- PROBLEMS -
[A] In the mailing-list thread on factor objects, about how many documents does Stavros Macrakis say are in the corpus he is analyzing?
[B] Using the mailing-list thread on factor objects, decide whether each statement agrees with it, giving yes or no and quoting the deciding words: (i) The case Stavros Macrakis has in mind involves a 1-column key. (ii) Milan Bouchet-Valat has used the tm package. (iii) Milan describes a document-term matrix as having terms as rows.
[C] Carry on the mailing-list thread on factor objects from its last sentence.

- PAGE TEXT -
══════════
Re: [Rd] Efficiency of factor objects

2011-11-07 Thread Stavros Macrakis
Matthew,

Yes, the case I am thinking of is a 1-column key; sorry for the
overgeneralization.  I haven't thought much about the multi-column key case.

-s

On Mon, Nov 7, 2011 at 12:48, Matthew Dowle  wrote:

> Stavros Macrakis  alum.mit.edu> writes:
> >
> > data.table certainly has some useful mechanisms, and I've been
> > experimenting with it as an implementation mechanism, though it's not a
> > drop-in substitute for factors.  Also, though it is efficient for set
> > operations between small sets and large sets, it is not very efficient
> for
> > operations between two large sets
>
> As a general statement that could do with some clarification ;) data.table
> likes keys consisting of multiple ordered columns, e.g. (id,date). It is (I
> believe) efficient for joining two large 2+ column keyed data sets because
> the
> upper bound of each row's one-sided binary search is localised in that
> case (by
> group of the previous key column).
>
> As I understand it, Stavros has a different type of 'two large datasets' :
> English language website data. Each set is one large vector of uniformly
> distributed unique strings. That appears to be quite a different problem to
> multiple columns of many times duplicated data.
>
> Matthew
>
> > Thanks everyone, and if you do come across a relevant CRAN package, I'd
> be
> > very interested in hearing about it.
> >
> >   -s
> >
>
> __
> R-devel@r-project.org mailing list
> https://stat.ethz.ch/mailman/listinfo/r-devel
>

[[alternative HTML version deleted]]

__
R-devel@r-project.org mailing list
https://stat.ethz.ch/mailman/listinfo/r-devel


Re: [Rd] Efficiency of factor objects

2011-11-07 Thread Milan Bouchet-Valat
Le dimanche 06 novembre 2011 à 19:00 -0500, Stavros Macrakis a écrit :
> Milan, Jeff, Patrick,
> 
> 
> Thank you for your comments and suggestions.
> 
> 
> Milan,
> 
> 
> This is far from a "completely theoretical problem".  I am performing
> text analytics on a corpus of about 2m documents.  There are tens of
> thousands of distinct words (lemmata).  It seems to me that the
> natural representation of words is as an "enumeration type" -- in R
> terms, a "factor".
Interesting. What does your data look like? I've used the tm package,
and for me there are only two representations of text corpora: a list of
texts, which are basically a character string with attributes; a
document-term matrix, with documents as rows, terms as columns, and
counts at their intersection.


So I wonder how you're using factors. Do you have a factor containing
words for each text?
══════════
- AVAILABLE DATA -
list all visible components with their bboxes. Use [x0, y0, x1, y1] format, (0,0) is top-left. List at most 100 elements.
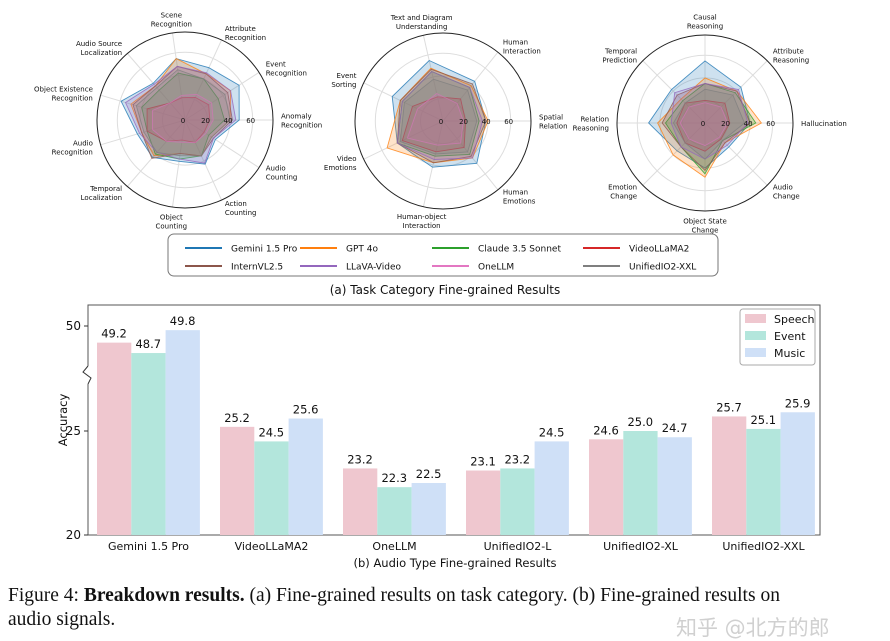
══════════
- IN RESPONSE -
[A] About 2 million (2m) documents.

[B]
(i) Yes: "the case I am thinking of is a 1-column key"
(ii) Yes: "I've used the tm package"
(iii) No: "with documents as rows, terms as columns"

[C]
> Why do I think factors are the "natural way" of representing such
> things?  Because for most kinds of analysis, only their identity
> matters (not their spelling as words), but the human user would like
> to see names, not numbers. That is pretty much the definition of an
> enumeration type. In terms of R implementation, R is very efficient in
> dealing with integer identities and indexing (e.g. tabulate) and not
> very efficient in dealing with character identities -- indeed, 'table'
> first converts strings into factors.  Of course I could represent the
> lemmata as integers, and perform the translation between integers and
> strings myself, but that would just be duplicating the function of an
> enumeration type.
My point was that the efficiency of factors is due to the redundancy of
their levels. You usually have very few levels, and many observations
(in my work, often 10 levels and 100,000s of observations). If each
level only appears a few times on average, you don't save that much
memory by using a factor.

Since you have a real use case for that, I withdraw my criticism of your
suggestion being useless. ;-) But I'm still not sure R core devs would
like to follow it, since your application can be considered
non-standard, and worth a specialized class.


Cheers

__
R-devel@r-project.org mailing list
https://stat.ethz.ch/mailman/listinfo/r-devel


Re: [Rd] Efficiency of factor objects

2011-11-07 Thread Matthew Dowle
Stavros Macrakis  alum.mit.edu> writes:
> 
> data.table certainly has some useful mechanisms, and I've been
> experimenting with it as an implementation mechanism, though it's not a
> drop-in substitute for factors.  Also, though it is efficient for set
> operations between small sets and large sets, it is not very efficient for
> operations between two large sets

As a general statement that could do with some clarification ;) data.table 
likes keys consisting of multiple ordered columns, e.g. (id,date). It is (I 
believe) efficient for joining two large 2+ column keyed data sets because the 
upper bound of each row's one-sided binary search is localised in that case (by 
group of the previous key column).

As I understand it, Stavros has a different type of 'two large datasets' : 
English language website data. Each set is one large vector of uniformly 
distributed unique strings. That appears to be quite a different problem to 
multiple columns of many times duplicated data.

Matthew

> Thanks everyone, and if you do come across a relevant CRAN package, I'd be
> very interested in hearing about it.
> 
>   -s
>

__
R-devel@r-project.org mailing list
https://stat.ethz.ch/mailman/listinfo/r-devel


[Rd] Efficiency of factor objects

2011-11-06 Thread Stavros Macrakis
Milan, Jeff, Patrick,

Thank you for your comments and suggestions.

Milan,

This is far from a "completely theoretical problem".  I am performing text
analytics on a corpus of about 2m documents.  There are tens of thousands
of distinct words (lemmata).  It seems to me that the natural
representation of words is as an "enumeration type" -- in R terms, a
"factor".

Why do I think factors are the "natural way" of representing such things?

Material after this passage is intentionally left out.